* **TRECHO FORNECIDO**:

________________

Quanto ao movimento ecológico, a autora opina da seguinte forma: “Assim, de diferentes setores sociais surgem teorias e práticas ecológicas divergentes na sua origem, chamado de movimento ecológico que mais se assemelha a uma quimera[3]*”(BRUGGER, 1994).

Além do movimento ecológico e da educação ambiental, a incorporação de conceitos da Teoria de Sistemas à economia, desenvolvida nos estudos ecológicos, resultam na compreensão da relação de interdependência entre indivíduos e no equilíbrio das ações, o que deverá num futuro próximo conter a degradação ambiental.  Neste contexto ODUM (1983), afirma que: “Quando o estudo da casa (ecologia) e a administração da casa (economia) puderem fundir-se, e quando a ética puder ser entendida para incluir o ambiente, além dos valores humanos, então poderemos ser realmente otimistas em relação ao futuro”.

 

Educação ou adestramento ambiental

Seguindo um raciocínio lógico, se o sistema em vigor contempla a degradação, a problemática do ambiente poderia ser resolvida dentro de uma perspectiva de sustentabilidade ambiental. Assim surge a educação conservacionista, cujo ensinamento conduz ao uso racional dos recursos naturais e a manutenção de um nível ótimo de produtividade, tanto dos ecossistemas naturais ou dos gerenciados pelos homens.

Partindo-se do princípio de que o mal é fruto da ignorância, conhecer o meio ambiente é uma solução para defendê-lo. Entretanto, isto é apenas parcialmete correto, ignoram-se outras relações, sobretudo as econômicas. Estas relações, aparentemente externas, fazem parte da interação dialética entre sociedade e educação e devem ser ponderadas de forma crítica.

________________

* **OBJETIVO**:
Dê continuidade, por favor, ao texto sobre educação ambiental, começando logo após a última frase apresentada.

* **REGISTROS FORNECIDOS**:
________________

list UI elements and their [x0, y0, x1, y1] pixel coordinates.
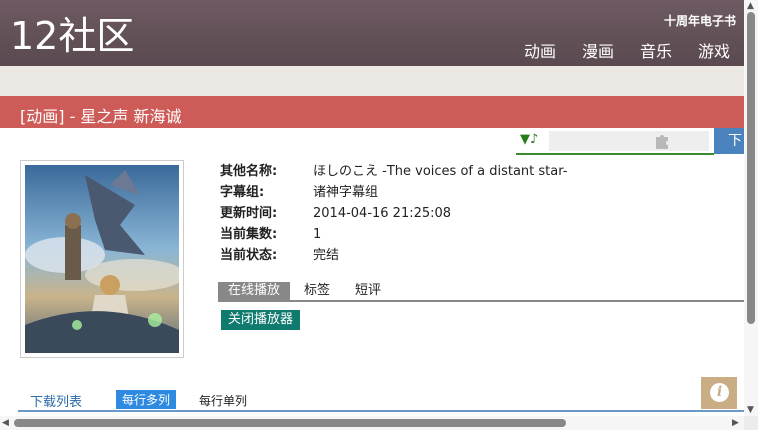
view-multi-column-button[interactable]: 每行多列: [116, 390, 177, 409]
music-player-widget[interactable]: ▼♪: [516, 128, 714, 155]
anime-info-list: 其他名称: ほしのこえ -The voices of a distant star…: [220, 164, 567, 269]
info-label: 当前集数:: [220, 227, 278, 242]
download-button[interactable]: 下: [714, 128, 744, 154]
nav-item-manga[interactable]: 漫画: [582, 38, 614, 62]
info-button[interactable]: i: [701, 377, 737, 409]
download-list-header: 下载列表 每行多列 每行单列: [18, 388, 744, 412]
scroll-right-arrow-icon[interactable]: ▶: [732, 418, 739, 428]
info-label: 其他名称:: [220, 164, 278, 179]
page-title-bar: [动画] - 星之声 新海诚: [0, 96, 744, 128]
scrollbar-corner: [744, 416, 758, 430]
music-toggle-icon[interactable]: ▼♪: [520, 132, 538, 147]
nav-item-anime[interactable]: 动画: [524, 38, 556, 62]
page-title: [动画] - 星之声 新海诚: [20, 107, 182, 126]
header-spacer: [0, 66, 744, 96]
info-row-subgroup: 字幕组: 诸神字幕组: [220, 185, 567, 206]
info-row-status: 当前状态: 完结: [220, 248, 567, 269]
info-label: 字幕组:: [220, 185, 265, 200]
scroll-down-arrow-icon[interactable]: ▼: [747, 405, 754, 415]
ebook-link[interactable]: 十周年电子书: [664, 12, 736, 29]
info-value: 诸神字幕组: [313, 185, 379, 200]
info-label: 更新时间:: [220, 206, 278, 221]
close-player-button[interactable]: 关闭播放器: [221, 310, 301, 330]
tab-tags[interactable]: 标签: [304, 282, 330, 300]
content-tabs: 在线播放 标签 短评: [218, 282, 744, 302]
site-header: 12社区 十周年电子书 动画 漫画 音乐 游戏: [0, 0, 744, 66]
main-nav: 动画 漫画 音乐 游戏: [524, 38, 730, 62]
info-row-episodes: 当前集数: 1: [220, 227, 567, 248]
nav-item-music[interactable]: 音乐: [640, 38, 672, 62]
puzzle-icon: [656, 135, 668, 149]
tab-online-play[interactable]: 在线播放: [218, 282, 291, 300]
info-label: 当前状态:: [220, 248, 278, 263]
info-row-alt-name: 其他名称: ほしのこえ -The voices of a distant star…: [220, 164, 567, 185]
nav-item-games[interactable]: 游戏: [698, 38, 730, 62]
poster-artwork: [25, 165, 185, 353]
info-value: 完结: [313, 248, 340, 263]
tab-reviews[interactable]: 短评: [355, 282, 381, 300]
music-track-bar[interactable]: [549, 131, 709, 151]
horizontal-scrollbar[interactable]: ◀ ▶: [0, 416, 744, 430]
info-value: 2014-04-16 21:25:08: [313, 206, 452, 221]
vertical-scrollbar[interactable]: ▲ ▼: [744, 0, 758, 416]
info-value: ほしのこえ -The voices of a distant star-: [313, 164, 568, 179]
site-logo[interactable]: 12社区: [10, 12, 134, 60]
info-icon: i: [710, 383, 729, 402]
download-list-title[interactable]: 下载列表: [30, 391, 82, 410]
info-row-updated: 更新时间: 2014-04-16 21:25:08: [220, 206, 567, 227]
info-value: 1: [313, 227, 322, 242]
scroll-left-arrow-icon[interactable]: ◀: [2, 418, 9, 428]
view-single-column-button[interactable]: 每行单列: [199, 392, 247, 409]
vertical-scroll-thumb[interactable]: [747, 12, 755, 324]
horizontal-scroll-thumb[interactable]: [14, 419, 566, 427]
anime-poster-image: [20, 160, 185, 358]
scroll-up-arrow-icon[interactable]: ▲: [747, 1, 754, 11]
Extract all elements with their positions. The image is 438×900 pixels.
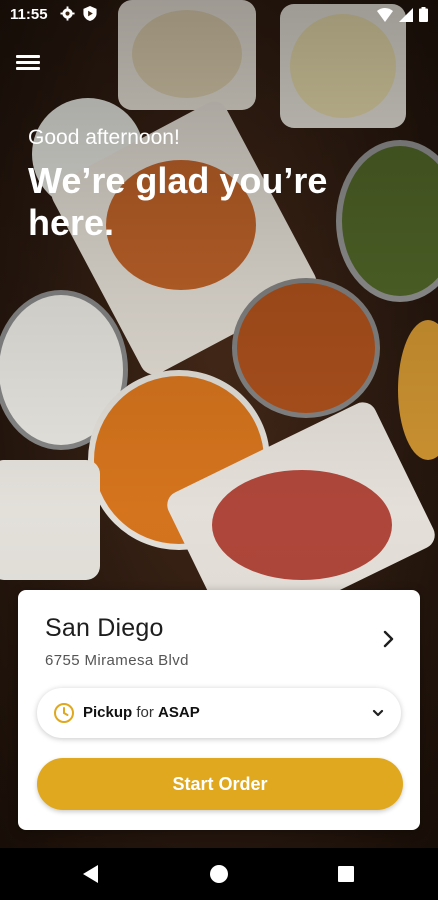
page-headline: We’re glad you’re here.	[28, 160, 328, 243]
battery-icon	[419, 7, 428, 22]
status-notification-icons	[60, 6, 97, 21]
order-mode-dropdown[interactable]: Pickup for ASAP	[37, 688, 401, 738]
home-icon[interactable]	[210, 865, 228, 883]
wifi-icon	[377, 7, 393, 22]
location-name: San Diego	[45, 614, 164, 642]
order-mode-type: Pickup	[83, 704, 133, 721]
status-time: 11:55	[10, 6, 48, 23]
menu-icon[interactable]	[16, 52, 40, 74]
start-order-button[interactable]: Start Order	[37, 758, 403, 810]
back-icon[interactable]	[82, 864, 100, 884]
location-selector[interactable]: San Diego 6755 Miramesa Blvd	[18, 590, 420, 680]
recent-apps-icon[interactable]	[338, 866, 354, 882]
clock-icon	[54, 703, 74, 723]
greeting-text: Good afternoon!	[28, 126, 180, 149]
order-mode-connector: for	[136, 704, 154, 721]
system-nav-bar	[0, 848, 438, 900]
status-system-icons	[377, 7, 428, 22]
status-bar: 11:55	[0, 0, 438, 30]
settings-icon	[60, 6, 75, 21]
signal-icon	[399, 7, 413, 22]
order-card: San Diego 6755 Miramesa Blvd Pickup for …	[18, 590, 420, 830]
order-mode-time: ASAP	[158, 704, 200, 721]
location-address: 6755 Miramesa Blvd	[45, 652, 189, 669]
order-mode-label: Pickup for ASAP	[83, 704, 200, 721]
shield-icon	[83, 6, 97, 21]
chevron-right-icon	[383, 630, 394, 648]
chevron-down-icon	[372, 709, 384, 717]
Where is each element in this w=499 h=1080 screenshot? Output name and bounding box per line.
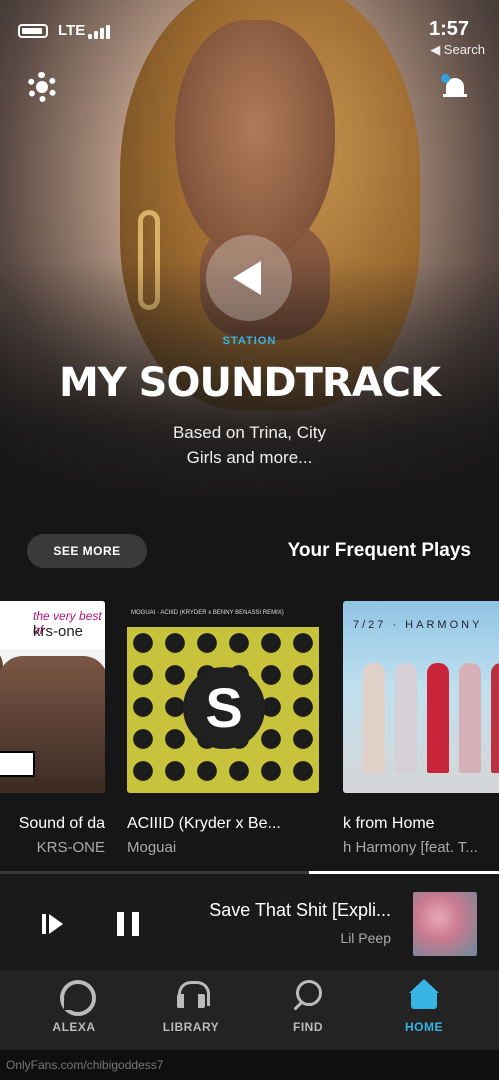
album-art: 7/27 · HARMONY — [343, 601, 499, 793]
alexa-icon — [58, 978, 96, 1016]
album-art-header: MOGUAI · ACIIID (KRYDER x BENNY BENASSI … — [131, 610, 284, 616]
album-art: MOGUAI · ACIIID (KRYDER x BENNY BENASSI … — [127, 601, 319, 793]
album-title: ACIIID (Kryder x Be... — [127, 815, 281, 832]
album-art-header: 7/27 · HARMONY — [353, 619, 483, 631]
album-artist: h Harmony [feat. T... — [343, 839, 478, 856]
find-icon — [292, 978, 324, 1010]
station-label: STATION — [222, 335, 277, 347]
library-icon — [175, 978, 210, 1010]
status-bar: LTE 1:57 ◀ Search — [0, 10, 499, 60]
notification-dot — [441, 74, 450, 83]
now-playing-artist: Lil Peep — [340, 930, 391, 946]
now-playing-title: Save That Shit [Expli... — [209, 900, 391, 920]
album-card[interactable]: MOGUAI · ACIIID (KRYDER x BENNY BENASSI … — [127, 601, 319, 856]
watermark: OnlyFans.com/chibigoddess7 — [6, 1058, 164, 1072]
bottom-nav: HOME FIND LIBRARY ALEXA — [0, 970, 499, 1050]
album-card[interactable]: 7/27 · HARMONY k from Home h Harmony [fe… — [343, 601, 499, 856]
see-more-button[interactable]: SEE MORE — [27, 534, 147, 568]
home-icon — [408, 978, 440, 1010]
album-title: Sound of da — [18, 815, 105, 832]
signal-icon — [88, 23, 110, 39]
station-title: MY SOUNDTRACK — [58, 360, 441, 406]
watermark-strip: OnlyFans.com/chibigoddess7 — [0, 1050, 499, 1080]
station-description-line: Based on Trina, City — [172, 423, 327, 442]
previous-icon[interactable] — [42, 914, 66, 934]
section-title: Your Frequent Plays — [287, 540, 471, 561]
nav-find[interactable]: FIND — [258, 978, 358, 1034]
album-artist: Moguai — [127, 839, 177, 856]
clock: 1:57 — [428, 18, 469, 40]
nav-label: ALEXA — [52, 1020, 96, 1034]
bell-icon[interactable] — [441, 74, 467, 100]
nav-home[interactable]: HOME — [374, 978, 474, 1034]
frequent-plays-carousel[interactable]: 7/27 · HARMONY k from Home h Harmony [fe… — [0, 601, 499, 871]
play-icon[interactable] — [206, 235, 292, 321]
nav-label: LIBRARY — [162, 1020, 220, 1034]
gear-icon[interactable] — [27, 72, 57, 102]
pause-icon[interactable] — [117, 912, 139, 936]
station-description-line: Girls and more... — [186, 448, 313, 467]
parental-advisory-icon — [0, 751, 35, 777]
album-card[interactable]: the very best of krs-one Sound of da KRS… — [0, 601, 105, 856]
station-description: Based on Trina, City Girls and more... — [0, 420, 499, 470]
nav-label: HOME — [405, 1020, 443, 1034]
nav-library[interactable]: LIBRARY — [141, 978, 241, 1034]
now-playing-art — [413, 892, 477, 956]
album-title: k from Home — [343, 815, 435, 832]
album-art-name: krs-one — [33, 623, 84, 640]
label-logo — [183, 667, 265, 749]
back-to-search-link[interactable]: ◀ Search — [430, 42, 485, 58]
battery-icon — [18, 24, 48, 38]
nav-label: FIND — [293, 1020, 323, 1034]
nav-alexa[interactable]: ALEXA — [24, 978, 124, 1034]
mini-player[interactable]: Save That Shit [Expli... Lil Peep — [0, 874, 499, 970]
album-art: the very best of krs-one — [0, 601, 105, 793]
network-label: LTE — [58, 22, 86, 39]
album-artist: KRS-ONE — [36, 839, 105, 856]
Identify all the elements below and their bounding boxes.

________________

* **RESPOSTA**:
Esta atitude, partindo da perspectiva conservacionista, está impregnada na EA informal, que vem se propor a ”resolver o problema”, produzindo uma noção de que se é ecológico. Assim, os questionamentos se restringem ao plantio de árvores ou reciclagem do lixo, ao mesmo tempo em que se justifica o corte de milhões de árvores em nome do progresso.

Apesar desta problemática, a EA informal tem os seus méritos, pois ela vem despertando a atenção da população para os problemas ambientais tornando-a mais consciente e mais exigente quanto a atitudes mais ecológicas de dirigentes, seja prefeitos, governadores, presidentes, diretores, etc. (GUIMARÃES, 1995).

Porém, retomando a idéia anterior, o que poderia ser um tema gerador ou um fio condutor, ou seja, a degradação do ambiente, se adultera em um caráter essencialmente técnico, que mais se assemelha a um adestramento, em vez de educação,  que ocorre em diferentes áreas, inclusive no ensino formal no Brasil, em diferentes níveis. De acordo com BRUGGER (1994), a educação adestrante á uma forma de adequação do indivíduo ao sistema social vigente. Isto não quer dizer que a adequação seja ruim, mas o que se deseja criticar é uma estrutura social injusta.

Marcuse (1982) citado por BRUGGER (1994), define adestramento da seguinte forma: um tipo de instrução onde as pessoas são levadas a executar determinado tipo de função ou tarefa, identificadas com um determinado padrão utilitarista-unidimensional de pensamento-ação, onde as aspirações e os objetivos, que por seu conteúdo transcendem o universo estabelecido da palavra e da ação, são reduzidos a termos desse universo.

Sobre a educação adestrante, BRUGGER (1994) cita uma frase de KEMP & WALL [4](1990): “Aprendemos a nos tornar subserviente de modo a nos encaixarmos confortavelmente em nosso futuro nicho social”.

De acordo com a autora, este adestramento toma o lugar da educação por duas formas: começando pela compartimentalização do que não deveria ser dividido e por fazer parte de um processo que privilegia a memorização. Com a ênfase na memorização, o educando raramente atinge os níveis de síntese ou de avaliação e a formação de uma visão crítica e criativa da realidade, da integração do conhecimento. A educação adestradora se alicerça em uma visão do mundo, incluindo a de ciências, de tecnologia e de sociedade que é essencialmente consensual e, portanto vazia epistemologicamente.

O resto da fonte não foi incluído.